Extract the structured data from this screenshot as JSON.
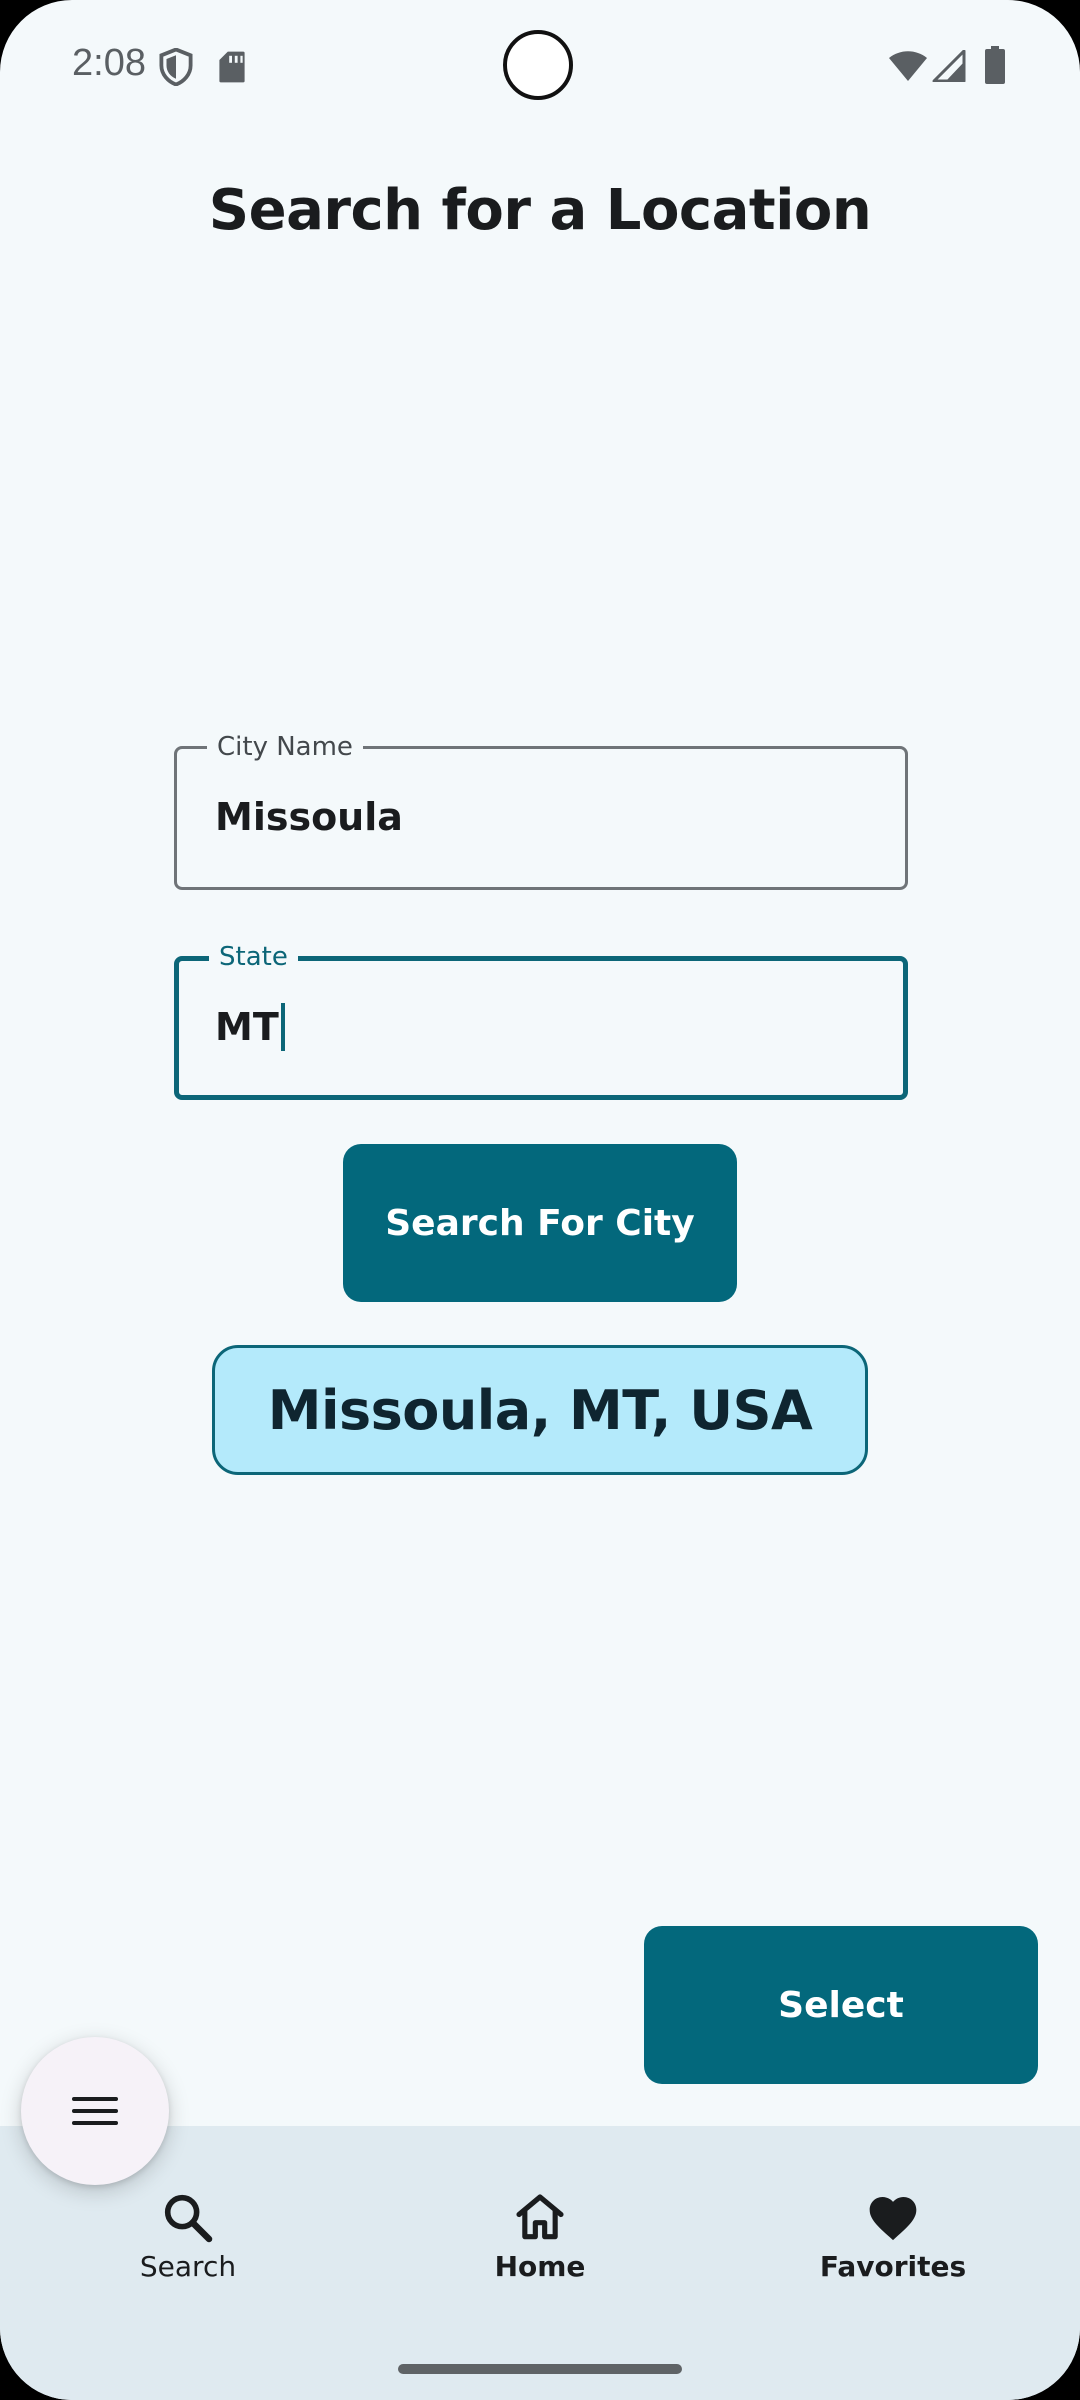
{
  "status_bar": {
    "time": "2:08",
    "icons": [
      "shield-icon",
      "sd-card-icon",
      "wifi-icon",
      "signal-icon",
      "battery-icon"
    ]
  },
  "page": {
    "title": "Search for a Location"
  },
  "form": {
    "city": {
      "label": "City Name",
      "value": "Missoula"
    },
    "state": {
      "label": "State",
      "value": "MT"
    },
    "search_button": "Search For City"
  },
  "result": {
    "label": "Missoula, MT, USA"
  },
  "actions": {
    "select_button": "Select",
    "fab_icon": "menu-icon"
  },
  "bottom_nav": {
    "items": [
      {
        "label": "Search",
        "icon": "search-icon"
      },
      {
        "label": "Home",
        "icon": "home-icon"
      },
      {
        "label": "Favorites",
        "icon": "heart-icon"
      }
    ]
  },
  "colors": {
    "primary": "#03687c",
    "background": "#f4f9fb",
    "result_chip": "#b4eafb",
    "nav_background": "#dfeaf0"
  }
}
::::::::::
Aim of the exercise :: List every line above that contains the word "Missoula".

Final result ::
      "value": "Missoula"
    "label": "Missoula, MT, USA"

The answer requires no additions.